Select every line containing the word "hhmm" from the material, and copy those lines.

Data for processing:
^^^^^^^^^^^^^^^^

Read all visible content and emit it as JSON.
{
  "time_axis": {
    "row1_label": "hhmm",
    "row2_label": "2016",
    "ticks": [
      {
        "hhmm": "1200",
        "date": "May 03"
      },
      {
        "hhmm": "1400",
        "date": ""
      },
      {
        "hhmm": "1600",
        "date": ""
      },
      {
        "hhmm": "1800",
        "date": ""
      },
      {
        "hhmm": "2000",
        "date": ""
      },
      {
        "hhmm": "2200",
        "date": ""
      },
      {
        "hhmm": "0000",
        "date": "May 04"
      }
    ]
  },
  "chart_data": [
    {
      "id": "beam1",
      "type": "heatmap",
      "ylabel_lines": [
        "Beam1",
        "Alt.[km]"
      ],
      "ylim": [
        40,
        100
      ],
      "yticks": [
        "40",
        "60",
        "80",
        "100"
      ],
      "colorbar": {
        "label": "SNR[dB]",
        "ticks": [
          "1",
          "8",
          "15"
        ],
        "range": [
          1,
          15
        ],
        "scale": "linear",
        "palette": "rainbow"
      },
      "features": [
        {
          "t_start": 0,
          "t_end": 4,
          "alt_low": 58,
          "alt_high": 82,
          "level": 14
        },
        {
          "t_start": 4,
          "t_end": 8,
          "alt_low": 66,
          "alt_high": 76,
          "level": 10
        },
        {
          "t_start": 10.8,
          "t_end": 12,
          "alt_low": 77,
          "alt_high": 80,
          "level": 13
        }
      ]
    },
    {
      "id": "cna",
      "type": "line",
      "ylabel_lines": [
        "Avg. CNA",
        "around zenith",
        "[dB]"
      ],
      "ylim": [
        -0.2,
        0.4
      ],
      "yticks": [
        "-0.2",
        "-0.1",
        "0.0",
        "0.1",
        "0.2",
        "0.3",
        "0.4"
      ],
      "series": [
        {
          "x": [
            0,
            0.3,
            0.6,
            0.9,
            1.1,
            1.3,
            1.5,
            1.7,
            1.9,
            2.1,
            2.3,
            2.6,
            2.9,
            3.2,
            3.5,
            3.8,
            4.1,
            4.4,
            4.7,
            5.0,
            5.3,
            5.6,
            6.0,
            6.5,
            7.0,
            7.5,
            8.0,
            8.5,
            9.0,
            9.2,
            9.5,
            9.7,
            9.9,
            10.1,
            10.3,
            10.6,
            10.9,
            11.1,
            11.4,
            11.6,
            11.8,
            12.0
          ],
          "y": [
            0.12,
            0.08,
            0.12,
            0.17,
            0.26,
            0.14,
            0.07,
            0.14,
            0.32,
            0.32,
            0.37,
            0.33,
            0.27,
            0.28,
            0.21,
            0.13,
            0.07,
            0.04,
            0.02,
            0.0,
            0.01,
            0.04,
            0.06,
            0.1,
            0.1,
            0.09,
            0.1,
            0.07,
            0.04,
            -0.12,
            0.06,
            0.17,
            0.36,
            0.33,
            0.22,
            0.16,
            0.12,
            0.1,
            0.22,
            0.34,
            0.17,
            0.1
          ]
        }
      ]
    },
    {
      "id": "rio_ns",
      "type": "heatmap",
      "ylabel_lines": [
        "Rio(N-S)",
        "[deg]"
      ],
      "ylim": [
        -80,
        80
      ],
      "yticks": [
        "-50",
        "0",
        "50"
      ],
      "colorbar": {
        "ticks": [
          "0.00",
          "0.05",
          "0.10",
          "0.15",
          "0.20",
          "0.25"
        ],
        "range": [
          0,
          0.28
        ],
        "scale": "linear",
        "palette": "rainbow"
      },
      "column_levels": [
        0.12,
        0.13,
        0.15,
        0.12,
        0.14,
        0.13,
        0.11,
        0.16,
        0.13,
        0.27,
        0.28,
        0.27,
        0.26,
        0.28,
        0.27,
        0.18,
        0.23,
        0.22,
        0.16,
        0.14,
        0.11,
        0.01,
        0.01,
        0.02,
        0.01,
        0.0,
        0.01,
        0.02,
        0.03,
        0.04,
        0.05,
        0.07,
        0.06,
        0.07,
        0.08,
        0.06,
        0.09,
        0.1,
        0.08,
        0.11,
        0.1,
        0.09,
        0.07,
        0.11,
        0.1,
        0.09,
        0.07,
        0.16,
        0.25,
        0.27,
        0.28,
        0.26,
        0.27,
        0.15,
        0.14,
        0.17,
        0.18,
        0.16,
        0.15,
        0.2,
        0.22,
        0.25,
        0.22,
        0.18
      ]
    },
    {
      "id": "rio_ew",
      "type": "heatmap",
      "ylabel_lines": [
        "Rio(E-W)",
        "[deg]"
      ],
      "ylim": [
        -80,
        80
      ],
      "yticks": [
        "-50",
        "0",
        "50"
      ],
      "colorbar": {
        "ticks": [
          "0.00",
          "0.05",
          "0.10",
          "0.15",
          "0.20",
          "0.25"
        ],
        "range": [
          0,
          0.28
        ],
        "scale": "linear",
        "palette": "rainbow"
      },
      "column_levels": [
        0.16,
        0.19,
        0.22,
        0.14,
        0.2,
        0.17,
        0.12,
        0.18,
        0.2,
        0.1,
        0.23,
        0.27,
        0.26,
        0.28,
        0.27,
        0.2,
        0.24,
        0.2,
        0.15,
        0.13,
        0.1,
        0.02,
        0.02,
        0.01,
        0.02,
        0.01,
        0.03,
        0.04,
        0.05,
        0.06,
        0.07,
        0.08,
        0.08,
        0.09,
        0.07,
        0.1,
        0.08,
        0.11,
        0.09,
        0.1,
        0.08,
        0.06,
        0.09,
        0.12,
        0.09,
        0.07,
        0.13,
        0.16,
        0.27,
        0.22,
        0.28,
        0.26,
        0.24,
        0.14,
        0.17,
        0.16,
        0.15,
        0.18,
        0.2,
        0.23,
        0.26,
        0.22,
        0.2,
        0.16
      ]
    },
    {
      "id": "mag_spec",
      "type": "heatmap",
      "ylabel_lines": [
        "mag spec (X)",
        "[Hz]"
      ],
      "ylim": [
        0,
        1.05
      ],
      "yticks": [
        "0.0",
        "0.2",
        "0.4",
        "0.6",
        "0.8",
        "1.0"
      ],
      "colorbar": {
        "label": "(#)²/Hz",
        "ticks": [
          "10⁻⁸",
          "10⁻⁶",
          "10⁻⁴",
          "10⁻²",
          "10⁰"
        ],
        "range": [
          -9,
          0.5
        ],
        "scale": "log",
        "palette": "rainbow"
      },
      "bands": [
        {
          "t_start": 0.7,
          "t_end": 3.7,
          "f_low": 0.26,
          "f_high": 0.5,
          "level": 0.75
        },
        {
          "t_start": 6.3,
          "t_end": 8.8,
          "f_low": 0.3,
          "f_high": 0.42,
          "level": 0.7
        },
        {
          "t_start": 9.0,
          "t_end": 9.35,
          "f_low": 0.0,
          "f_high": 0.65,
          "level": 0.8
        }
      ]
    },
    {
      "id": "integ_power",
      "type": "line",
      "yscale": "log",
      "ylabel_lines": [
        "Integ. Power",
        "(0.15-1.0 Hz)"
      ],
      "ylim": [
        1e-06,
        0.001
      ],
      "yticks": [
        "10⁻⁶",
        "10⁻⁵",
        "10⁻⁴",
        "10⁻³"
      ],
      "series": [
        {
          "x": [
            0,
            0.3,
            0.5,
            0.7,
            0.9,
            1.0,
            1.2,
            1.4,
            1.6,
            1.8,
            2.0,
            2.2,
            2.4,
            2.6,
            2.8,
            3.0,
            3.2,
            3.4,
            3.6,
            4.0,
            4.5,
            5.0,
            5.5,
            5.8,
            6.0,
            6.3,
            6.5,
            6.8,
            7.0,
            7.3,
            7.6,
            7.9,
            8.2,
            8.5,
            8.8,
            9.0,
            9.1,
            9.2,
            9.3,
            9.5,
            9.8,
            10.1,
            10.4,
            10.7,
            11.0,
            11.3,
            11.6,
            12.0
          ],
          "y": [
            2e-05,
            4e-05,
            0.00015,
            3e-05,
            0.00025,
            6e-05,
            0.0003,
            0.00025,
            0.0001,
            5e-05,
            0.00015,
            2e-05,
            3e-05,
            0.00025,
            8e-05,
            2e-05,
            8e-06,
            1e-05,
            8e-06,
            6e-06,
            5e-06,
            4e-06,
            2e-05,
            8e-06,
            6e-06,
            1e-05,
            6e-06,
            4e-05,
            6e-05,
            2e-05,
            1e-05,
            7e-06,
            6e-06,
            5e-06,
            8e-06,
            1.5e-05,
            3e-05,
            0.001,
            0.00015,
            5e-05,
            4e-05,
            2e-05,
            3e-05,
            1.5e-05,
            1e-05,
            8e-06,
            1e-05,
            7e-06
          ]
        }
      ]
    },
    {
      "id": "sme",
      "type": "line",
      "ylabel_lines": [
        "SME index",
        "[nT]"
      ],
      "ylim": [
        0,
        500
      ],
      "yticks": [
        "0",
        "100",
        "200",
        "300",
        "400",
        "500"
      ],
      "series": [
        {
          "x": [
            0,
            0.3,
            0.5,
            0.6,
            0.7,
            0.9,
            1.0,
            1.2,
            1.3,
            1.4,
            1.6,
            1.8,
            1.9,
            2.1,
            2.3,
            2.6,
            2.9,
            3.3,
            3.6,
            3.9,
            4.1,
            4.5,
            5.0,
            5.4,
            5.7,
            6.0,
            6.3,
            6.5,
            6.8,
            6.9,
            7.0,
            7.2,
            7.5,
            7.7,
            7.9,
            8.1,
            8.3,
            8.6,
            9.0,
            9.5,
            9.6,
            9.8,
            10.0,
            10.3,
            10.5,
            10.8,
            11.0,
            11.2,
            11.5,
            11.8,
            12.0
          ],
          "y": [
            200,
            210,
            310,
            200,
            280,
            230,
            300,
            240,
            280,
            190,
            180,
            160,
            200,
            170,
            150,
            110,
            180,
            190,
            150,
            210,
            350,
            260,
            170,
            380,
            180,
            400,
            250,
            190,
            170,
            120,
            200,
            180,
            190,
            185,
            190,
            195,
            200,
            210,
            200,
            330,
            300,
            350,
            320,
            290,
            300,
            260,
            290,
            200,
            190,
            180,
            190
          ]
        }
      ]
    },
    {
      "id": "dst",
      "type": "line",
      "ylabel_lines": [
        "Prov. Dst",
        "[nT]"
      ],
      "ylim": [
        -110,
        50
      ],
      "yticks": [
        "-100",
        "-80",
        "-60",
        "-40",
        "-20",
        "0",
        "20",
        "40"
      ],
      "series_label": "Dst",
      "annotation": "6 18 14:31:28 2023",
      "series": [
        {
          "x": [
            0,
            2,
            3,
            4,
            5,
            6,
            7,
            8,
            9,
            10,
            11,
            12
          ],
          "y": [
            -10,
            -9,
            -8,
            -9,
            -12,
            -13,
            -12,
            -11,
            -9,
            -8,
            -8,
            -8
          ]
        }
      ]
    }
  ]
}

^^^^^^^^^^^^^^^^

Exercise answer:
    "row1_label": "hhmm",
        "hhmm": "1200",
        "hhmm": "1400",
        "hhmm": "1600",
        "hhmm": "1800",
        "hhmm": "2000",
        "hhmm": "2200",
        "hhmm": "0000",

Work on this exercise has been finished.